THE EXERCISE
Copy out all of the material exactly as presented.

RECORDS FOR THE TASK

────────────────

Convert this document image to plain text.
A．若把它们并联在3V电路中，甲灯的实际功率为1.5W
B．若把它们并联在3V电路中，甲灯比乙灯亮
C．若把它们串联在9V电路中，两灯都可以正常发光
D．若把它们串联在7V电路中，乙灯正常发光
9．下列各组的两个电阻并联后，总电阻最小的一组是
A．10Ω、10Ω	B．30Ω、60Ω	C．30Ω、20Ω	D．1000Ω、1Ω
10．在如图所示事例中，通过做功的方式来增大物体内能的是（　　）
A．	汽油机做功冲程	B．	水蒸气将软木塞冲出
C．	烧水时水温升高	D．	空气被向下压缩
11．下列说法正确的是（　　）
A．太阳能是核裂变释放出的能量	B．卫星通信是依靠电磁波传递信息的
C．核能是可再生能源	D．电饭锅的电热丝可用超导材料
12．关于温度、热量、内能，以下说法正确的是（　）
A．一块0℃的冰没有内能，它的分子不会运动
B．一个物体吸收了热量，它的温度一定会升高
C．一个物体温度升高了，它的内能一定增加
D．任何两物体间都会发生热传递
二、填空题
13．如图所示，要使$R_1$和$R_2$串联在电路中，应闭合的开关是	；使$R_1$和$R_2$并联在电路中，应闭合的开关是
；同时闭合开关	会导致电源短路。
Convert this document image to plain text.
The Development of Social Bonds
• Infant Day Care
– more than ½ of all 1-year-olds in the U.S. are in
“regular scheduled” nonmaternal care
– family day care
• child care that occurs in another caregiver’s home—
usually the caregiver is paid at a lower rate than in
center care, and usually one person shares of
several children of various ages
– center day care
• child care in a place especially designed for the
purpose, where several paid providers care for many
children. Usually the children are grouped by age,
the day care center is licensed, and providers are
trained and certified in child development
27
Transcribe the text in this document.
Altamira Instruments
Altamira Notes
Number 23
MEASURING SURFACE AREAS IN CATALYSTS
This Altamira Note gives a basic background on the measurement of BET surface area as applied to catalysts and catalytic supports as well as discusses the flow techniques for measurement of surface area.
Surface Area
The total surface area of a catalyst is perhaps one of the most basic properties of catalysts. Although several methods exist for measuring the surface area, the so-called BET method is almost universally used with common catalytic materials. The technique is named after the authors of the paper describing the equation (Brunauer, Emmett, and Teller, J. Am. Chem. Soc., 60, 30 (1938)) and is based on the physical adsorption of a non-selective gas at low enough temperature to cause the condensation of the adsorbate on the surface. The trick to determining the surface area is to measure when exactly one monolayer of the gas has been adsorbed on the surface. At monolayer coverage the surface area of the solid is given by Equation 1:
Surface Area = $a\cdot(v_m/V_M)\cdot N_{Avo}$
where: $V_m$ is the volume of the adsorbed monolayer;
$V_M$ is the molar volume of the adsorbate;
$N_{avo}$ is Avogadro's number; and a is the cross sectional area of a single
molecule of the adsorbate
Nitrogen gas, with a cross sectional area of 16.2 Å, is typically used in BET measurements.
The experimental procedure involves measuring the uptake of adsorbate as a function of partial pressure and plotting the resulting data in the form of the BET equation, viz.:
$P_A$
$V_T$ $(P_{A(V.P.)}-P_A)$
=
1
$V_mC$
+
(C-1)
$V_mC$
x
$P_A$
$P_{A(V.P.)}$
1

────────────────

CORRECT OUTPUT
Convert this document image to plain text.
A．若把它们并联在3V电路中，甲灯的实际功率为1.5W
B．若把它们并联在3V电路中，甲灯比乙灯亮
C．若把它们串联在9V电路中，两灯都可以正常发光
D．若把它们串联在7V电路中，乙灯正常发光
9．下列各组的两个电阻并联后，总电阻最小的一组是
A．10Ω、10Ω	B．30Ω、60Ω	C．30Ω、20Ω	D．1000Ω、1Ω
10．在如图所示事例中，通过做功的方式来增大物体内能的是（　　）
A．	汽油机做功冲程	B．	水蒸气将软木塞冲出
C．	烧水时水温升高	D．	空气被向下压缩
11．下列说法正确的是（　　）
A．太阳能是核裂变释放出的能量	B．卫星通信是依靠电磁波传递信息的
C．核能是可再生能源	D．电饭锅的电热丝可用超导材料
12．关于温度、热量、内能，以下说法正确的是（　）
A．一块0℃的冰没有内能，它的分子不会运动
B．一个物体吸收了热量，它的温度一定会升高
C．一个物体温度升高了，它的内能一定增加
D．任何两物体间都会发生热传递
二、填空题
13．如图所示，要使$R_1$和$R_2$串联在电路中，应闭合的开关是	；使$R_1$和$R_2$并联在电路中，应闭合的开关是
；同时闭合开关	会导致电源短路。
Convert this document image to plain text.
The Development of Social Bonds
• Infant Day Care
– more than ½ of all 1-year-olds in the U.S. are in
“regular scheduled” nonmaternal care
– family day care
• child care that occurs in another caregiver’s home—
usually the caregiver is paid at a lower rate than in
center care, and usually one person shares of
several children of various ages
– center day care
• child care in a place especially designed for the
purpose, where several paid providers care for many
children. Usually the children are grouped by age,
the day care center is licensed, and providers are
trained and certified in child development
27
Transcribe the text in this document.
Altamira Instruments
Altamira Notes
Number 23
MEASURING SURFACE AREAS IN CATALYSTS
This Altamira Note gives a basic background on the measurement of BET surface area as applied to catalysts and catalytic supports as well as discusses the flow techniques for measurement of surface area.
Surface Area
The total surface area of a catalyst is perhaps one of the most basic properties of catalysts. Although several methods exist for measuring the surface area, the so-called BET method is almost universally used with common catalytic materials. The technique is named after the authors of the paper describing the equation (Brunauer, Emmett, and Teller, J. Am. Chem. Soc., 60, 30 (1938)) and is based on the physical adsorption of a non-selective gas at low enough temperature to cause the condensation of the adsorbate on the surface. The trick to determining the surface area is to measure when exactly one monolayer of the gas has been adsorbed on the surface. At monolayer coverage the surface area of the solid is given by Equation 1:
Surface Area = $a\cdot(v_m/V_M)\cdot N_{Avo}$
where: $V_m$ is the volume of the adsorbed monolayer;
$V_M$ is the molar volume of the adsorbate;
$N_{avo}$ is Avogadro's number; and a is the cross sectional area of a single
molecule of the adsorbate
Nitrogen gas, with a cross sectional area of 16.2 Å, is typically used in BET measurements.
The experimental procedure involves measuring the uptake of adsorbate as a function of partial pressure and plotting the resulting data in the form of the BET equation, viz.:
$P_A$
$V_T$ $(P_{A(V.P.)}-P_A)$
=
1
$V_mC$
+
(C-1)
$V_mC$
x
$P_A$
$P_{A(V.P.)}$
1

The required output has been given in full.